§ What the exercise asks
Everything in the listing should be restated word for word.
═══ Extracted entries
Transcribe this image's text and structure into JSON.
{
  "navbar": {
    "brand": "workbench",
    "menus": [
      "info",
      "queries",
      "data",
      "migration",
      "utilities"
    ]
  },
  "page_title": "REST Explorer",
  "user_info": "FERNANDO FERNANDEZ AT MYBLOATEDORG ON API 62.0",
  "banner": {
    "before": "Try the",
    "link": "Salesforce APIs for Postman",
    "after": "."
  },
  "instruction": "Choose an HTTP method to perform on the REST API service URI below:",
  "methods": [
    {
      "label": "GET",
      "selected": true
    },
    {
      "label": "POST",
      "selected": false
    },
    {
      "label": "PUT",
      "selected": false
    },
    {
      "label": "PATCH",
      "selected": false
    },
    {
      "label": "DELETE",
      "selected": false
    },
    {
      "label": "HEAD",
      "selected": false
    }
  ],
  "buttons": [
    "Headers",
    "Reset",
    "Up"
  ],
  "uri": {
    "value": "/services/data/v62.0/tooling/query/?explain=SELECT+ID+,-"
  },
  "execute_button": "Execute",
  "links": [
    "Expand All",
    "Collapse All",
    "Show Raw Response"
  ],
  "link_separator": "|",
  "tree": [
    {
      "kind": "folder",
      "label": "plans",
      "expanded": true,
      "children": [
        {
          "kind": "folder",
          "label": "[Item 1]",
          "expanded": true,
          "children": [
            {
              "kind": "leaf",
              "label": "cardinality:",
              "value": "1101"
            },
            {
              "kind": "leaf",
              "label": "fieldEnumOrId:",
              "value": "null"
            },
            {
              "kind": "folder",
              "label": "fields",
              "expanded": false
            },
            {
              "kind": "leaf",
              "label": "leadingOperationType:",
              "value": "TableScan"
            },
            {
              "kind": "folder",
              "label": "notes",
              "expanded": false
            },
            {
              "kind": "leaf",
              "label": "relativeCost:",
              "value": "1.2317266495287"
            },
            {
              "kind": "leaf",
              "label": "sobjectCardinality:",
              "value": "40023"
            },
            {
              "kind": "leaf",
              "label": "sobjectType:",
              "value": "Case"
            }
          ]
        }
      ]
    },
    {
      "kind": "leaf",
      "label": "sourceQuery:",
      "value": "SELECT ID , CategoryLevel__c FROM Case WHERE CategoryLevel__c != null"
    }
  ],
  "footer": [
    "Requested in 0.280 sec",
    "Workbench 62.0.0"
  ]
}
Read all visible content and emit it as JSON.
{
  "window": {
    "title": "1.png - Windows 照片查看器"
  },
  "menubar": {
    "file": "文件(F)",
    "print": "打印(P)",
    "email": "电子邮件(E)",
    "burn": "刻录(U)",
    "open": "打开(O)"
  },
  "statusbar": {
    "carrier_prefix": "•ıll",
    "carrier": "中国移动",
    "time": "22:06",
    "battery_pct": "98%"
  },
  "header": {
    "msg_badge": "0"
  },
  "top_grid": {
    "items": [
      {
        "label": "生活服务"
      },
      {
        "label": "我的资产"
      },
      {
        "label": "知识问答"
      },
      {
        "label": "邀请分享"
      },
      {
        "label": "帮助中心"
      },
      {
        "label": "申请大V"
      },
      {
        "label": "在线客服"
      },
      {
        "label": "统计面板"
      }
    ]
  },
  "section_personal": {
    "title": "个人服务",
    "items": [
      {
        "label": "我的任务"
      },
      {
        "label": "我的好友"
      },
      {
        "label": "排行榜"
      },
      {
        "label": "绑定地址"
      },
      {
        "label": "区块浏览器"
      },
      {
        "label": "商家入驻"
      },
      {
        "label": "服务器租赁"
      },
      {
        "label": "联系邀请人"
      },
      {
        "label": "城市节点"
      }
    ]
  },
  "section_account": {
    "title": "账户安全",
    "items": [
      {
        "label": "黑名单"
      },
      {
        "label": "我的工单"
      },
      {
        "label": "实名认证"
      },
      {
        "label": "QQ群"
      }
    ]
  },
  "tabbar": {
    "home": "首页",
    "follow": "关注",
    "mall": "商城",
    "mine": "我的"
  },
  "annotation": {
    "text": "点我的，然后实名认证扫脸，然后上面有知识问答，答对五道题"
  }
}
══════
§ Full output
Transcribe this image's text and structure into JSON.
{
  "navbar": {
    "brand": "workbench",
    "menus": [
      "info",
      "queries",
      "data",
      "migration",
      "utilities"
    ]
  },
  "page_title": "REST Explorer",
  "user_info": "FERNANDO FERNANDEZ AT MYBLOATEDORG ON API 62.0",
  "banner": {
    "before": "Try the",
    "link": "Salesforce APIs for Postman",
    "after": "."
  },
  "instruction": "Choose an HTTP method to perform on the REST API service URI below:",
  "methods": [
    {
      "label": "GET",
      "selected": true
    },
    {
      "label": "POST",
      "selected": false
    },
    {
      "label": "PUT",
      "selected": false
    },
    {
      "label": "PATCH",
      "selected": false
    },
    {
      "label": "DELETE",
      "selected": false
    },
    {
      "label": "HEAD",
      "selected": false
    }
  ],
  "buttons": [
    "Headers",
    "Reset",
    "Up"
  ],
  "uri": {
    "value": "/services/data/v62.0/tooling/query/?explain=SELECT+ID+,-"
  },
  "execute_button": "Execute",
  "links": [
    "Expand All",
    "Collapse All",
    "Show Raw Response"
  ],
  "link_separator": "|",
  "tree": [
    {
      "kind": "folder",
      "label": "plans",
      "expanded": true,
      "children": [
        {
          "kind": "folder",
          "label": "[Item 1]",
          "expanded": true,
          "children": [
            {
              "kind": "leaf",
              "label": "cardinality:",
              "value": "1101"
            },
            {
              "kind": "leaf",
              "label": "fieldEnumOrId:",
              "value": "null"
            },
            {
              "kind": "folder",
              "label": "fields",
              "expanded": false
            },
            {
              "kind": "leaf",
              "label": "leadingOperationType:",
              "value": "TableScan"
            },
            {
              "kind": "folder",
              "label": "notes",
              "expanded": false
            },
            {
              "kind": "leaf",
              "label": "relativeCost:",
              "value": "1.2317266495287"
            },
            {
              "kind": "leaf",
              "label": "sobjectCardinality:",
              "value": "40023"
            },
            {
              "kind": "leaf",
              "label": "sobjectType:",
              "value": "Case"
            }
          ]
        }
      ]
    },
    {
      "kind": "leaf",
      "label": "sourceQuery:",
      "value": "SELECT ID , CategoryLevel__c FROM Case WHERE CategoryLevel__c != null"
    }
  ],
  "footer": [
    "Requested in 0.280 sec",
    "Workbench 62.0.0"
  ]
}
Read all visible content and emit it as JSON.
{
  "window": {
    "title": "1.png - Windows 照片查看器"
  },
  "menubar": {
    "file": "文件(F)",
    "print": "打印(P)",
    "email": "电子邮件(E)",
    "burn": "刻录(U)",
    "open": "打开(O)"
  },
  "statusbar": {
    "carrier_prefix": "•ıll",
    "carrier": "中国移动",
    "time": "22:06",
    "battery_pct": "98%"
  },
  "header": {
    "msg_badge": "0"
  },
  "top_grid": {
    "items": [
      {
        "label": "生活服务"
      },
      {
        "label": "我的资产"
      },
      {
        "label": "知识问答"
      },
      {
        "label": "邀请分享"
      },
      {
        "label": "帮助中心"
      },
      {
        "label": "申请大V"
      },
      {
        "label": "在线客服"
      },
      {
        "label": "统计面板"
      }
    ]
  },
  "section_personal": {
    "title": "个人服务",
    "items": [
      {
        "label": "我的任务"
      },
      {
        "label": "我的好友"
      },
      {
        "label": "排行榜"
      },
      {
        "label": "绑定地址"
      },
      {
        "label": "区块浏览器"
      },
      {
        "label": "商家入驻"
      },
      {
        "label": "服务器租赁"
      },
      {
        "label": "联系邀请人"
      },
      {
        "label": "城市节点"
      }
    ]
  },
  "section_account": {
    "title": "账户安全",
    "items": [
      {
        "label": "黑名单"
      },
      {
        "label": "我的工单"
      },
      {
        "label": "实名认证"
      },
      {
        "label": "QQ群"
      }
    ]
  },
  "tabbar": {
    "home": "首页",
    "follow": "关注",
    "mall": "商城",
    "mine": "我的"
  },
  "annotation": {
    "text": "点我的，然后实名认证扫脸，然后上面有知识问答，答对五道题"
  }
}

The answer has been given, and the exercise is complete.